-- Start --

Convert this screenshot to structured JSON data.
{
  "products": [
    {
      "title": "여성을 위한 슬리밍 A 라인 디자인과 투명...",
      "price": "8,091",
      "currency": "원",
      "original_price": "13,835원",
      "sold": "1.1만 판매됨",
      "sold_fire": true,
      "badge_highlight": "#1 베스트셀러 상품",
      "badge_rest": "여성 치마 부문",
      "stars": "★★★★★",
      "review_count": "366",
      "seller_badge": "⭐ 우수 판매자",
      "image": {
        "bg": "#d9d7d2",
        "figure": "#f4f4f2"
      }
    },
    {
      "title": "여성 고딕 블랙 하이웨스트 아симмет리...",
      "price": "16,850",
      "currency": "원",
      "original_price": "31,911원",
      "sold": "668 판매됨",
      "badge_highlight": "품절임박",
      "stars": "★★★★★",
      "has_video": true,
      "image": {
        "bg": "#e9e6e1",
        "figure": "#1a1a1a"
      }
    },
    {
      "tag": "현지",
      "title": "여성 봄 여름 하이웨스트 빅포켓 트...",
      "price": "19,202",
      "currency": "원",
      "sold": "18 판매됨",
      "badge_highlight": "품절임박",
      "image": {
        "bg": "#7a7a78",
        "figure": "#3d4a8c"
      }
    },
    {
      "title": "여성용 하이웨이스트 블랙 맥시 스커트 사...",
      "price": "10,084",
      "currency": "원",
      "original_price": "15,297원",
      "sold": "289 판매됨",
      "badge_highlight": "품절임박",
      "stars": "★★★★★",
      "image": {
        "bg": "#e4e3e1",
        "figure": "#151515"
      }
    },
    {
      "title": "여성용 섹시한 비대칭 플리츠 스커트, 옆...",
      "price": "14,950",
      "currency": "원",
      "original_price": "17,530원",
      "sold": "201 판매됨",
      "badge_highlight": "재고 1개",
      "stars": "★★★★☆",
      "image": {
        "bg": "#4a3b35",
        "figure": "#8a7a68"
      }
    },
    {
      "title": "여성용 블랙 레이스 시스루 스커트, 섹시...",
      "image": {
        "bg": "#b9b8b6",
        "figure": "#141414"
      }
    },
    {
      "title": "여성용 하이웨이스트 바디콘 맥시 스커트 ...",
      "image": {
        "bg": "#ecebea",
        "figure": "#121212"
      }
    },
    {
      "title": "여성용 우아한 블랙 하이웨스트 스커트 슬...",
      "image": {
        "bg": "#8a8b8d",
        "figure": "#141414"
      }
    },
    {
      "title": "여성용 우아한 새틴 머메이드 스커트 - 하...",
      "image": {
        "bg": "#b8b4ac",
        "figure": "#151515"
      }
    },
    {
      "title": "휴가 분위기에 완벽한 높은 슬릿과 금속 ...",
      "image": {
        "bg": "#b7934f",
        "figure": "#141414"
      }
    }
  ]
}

-- End --

> _WORK TO COMPLETE_
Show every line above in which the word "하이웨이스트" occurs.

> _TASK RESPONSE_
      "title": "여성용 하이웨이스트 블랙 맥시 스커트 사...",
      "title": "여성용 하이웨이스트 바디콘 맥시 스커트 ...",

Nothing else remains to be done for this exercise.